TASK | Produce a verbatim copy of the entries listed below.

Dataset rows
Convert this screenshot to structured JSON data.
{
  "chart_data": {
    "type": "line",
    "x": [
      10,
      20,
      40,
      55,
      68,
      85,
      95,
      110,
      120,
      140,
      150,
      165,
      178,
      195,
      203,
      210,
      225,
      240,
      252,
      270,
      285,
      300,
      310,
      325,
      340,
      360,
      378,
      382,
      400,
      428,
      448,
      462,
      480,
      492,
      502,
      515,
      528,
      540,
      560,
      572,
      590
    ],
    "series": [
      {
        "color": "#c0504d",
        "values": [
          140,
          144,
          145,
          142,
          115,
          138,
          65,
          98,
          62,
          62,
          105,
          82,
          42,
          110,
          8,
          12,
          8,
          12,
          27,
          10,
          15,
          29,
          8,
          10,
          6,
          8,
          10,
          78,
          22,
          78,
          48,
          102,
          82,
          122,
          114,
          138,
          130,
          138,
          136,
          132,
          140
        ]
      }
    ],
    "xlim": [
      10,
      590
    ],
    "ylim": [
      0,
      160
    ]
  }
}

REPLY |
Convert this screenshot to structured JSON data.
{
  "chart_data": {
    "type": "line",
    "x": [
      10,
      20,
      40,
      55,
      68,
      85,
      95,
      110,
      120,
      140,
      150,
      165,
      178,
      195,
      203,
      210,
      225,
      240,
      252,
      270,
      285,
      300,
      310,
      325,
      340,
      360,
      378,
      382,
      400,
      428,
      448,
      462,
      480,
      492,
      502,
      515,
      528,
      540,
      560,
      572,
      590
    ],
    "series": [
      {
        "color": "#c0504d",
        "values": [
          140,
          144,
          145,
          142,
          115,
          138,
          65,
          98,
          62,
          62,
          105,
          82,
          42,
          110,
          8,
          12,
          8,
          12,
          27,
          10,
          15,
          29,
          8,
          10,
          6,
          8,
          10,
          78,
          22,
          78,
          48,
          102,
          82,
          122,
          114,
          138,
          130,
          138,
          136,
          132,
          140
        ]
      }
    ],
    "xlim": [
      10,
      590
    ],
    "ylim": [
      0,
      160
    ]
  }
}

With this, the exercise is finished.